--- THE EXERCISE ---
Repeat the material verbatim and drop the pictures.

|---|

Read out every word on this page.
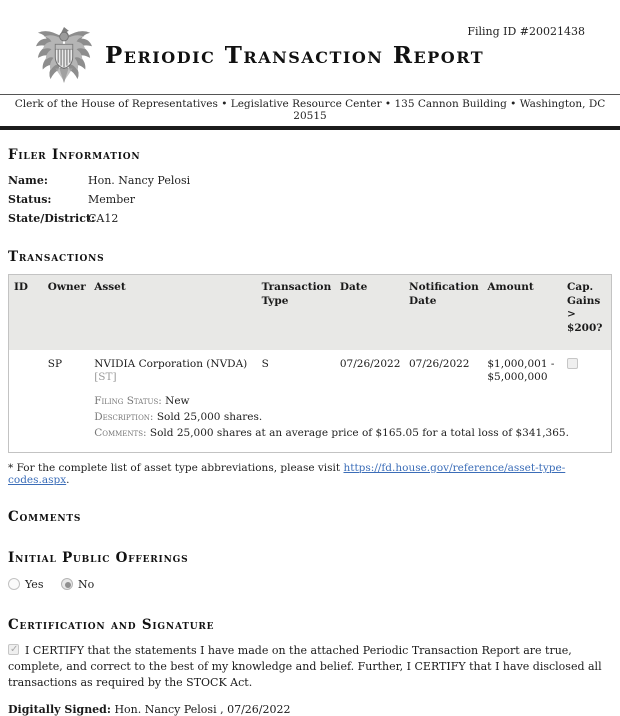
Filing ID #20021438
Periodic Transaction Report
Clerk of the House of Representatives • Legislative Resource Center • 135 Cannon Building • Washington, DC 20515
Filer Information
Name:	Hon. Nancy Pelosi
Status:	Member
State/District:
CA12
Transactions
ID	Owner	Asset	Transaction Type	Date	Notification Date	Amount	Cap. Gains > $200?
	SP	NVIDIA Corporation (NVDA) [ST]	S	07/26/2022	07/26/2022	$1,000,001 - $5,000,000	

		Filing Status: New
Description: Sold 25,000 shares.
Comments: Sold 25,000 shares at an average price of $165.05 for a total loss of $341,365.					
* For the complete list of asset type abbreviations, please visit https://fd.house.gov/reference/asset-type-codes.aspx.
Comments
Initial Public Offerings
Yes	No
Certification and Signature

✓I CERTIFY that the statements I have made on the attached Periodic Transaction Report are true, complete, and correct to the best of my knowledge and belief. Further, I CERTIFY that I have disclosed all transactions as required by the STOCK Act.

Digitally Signed: Hon. Nancy Pelosi , 07/26/2022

|---|

--- ANSWER ---
Read out every word on this page.
Filing ID #20021438
Periodic Transaction Report
Clerk of the House of Representatives • Legislative Resource Center • 135 Cannon Building • Washington, DC 20515
Filer Information
Name:	Hon. Nancy Pelosi
Status:	Member
State/District:
CA12
Transactions
ID	Owner	Asset	Transaction Type	Date	Notification Date	Amount	Cap. Gains > $200?
	SP	NVIDIA Corporation (NVDA) [ST]	S	07/26/2022	07/26/2022	$1,000,001 - $5,000,000	

		Filing Status: New
Description: Sold 25,000 shares.
Comments: Sold 25,000 shares at an average price of $165.05 for a total loss of $341,365.					
* For the complete list of asset type abbreviations, please visit https://fd.house.gov/reference/asset-type-codes.aspx.
Comments
Initial Public Offerings
Yes	No
Certification and Signature

✓I CERTIFY that the statements I have made on the attached Periodic Transaction Report are true, complete, and correct to the best of my knowledge and belief. Further, I CERTIFY that I have disclosed all transactions as required by the STOCK Act.

Digitally Signed: Hon. Nancy Pelosi , 07/26/2022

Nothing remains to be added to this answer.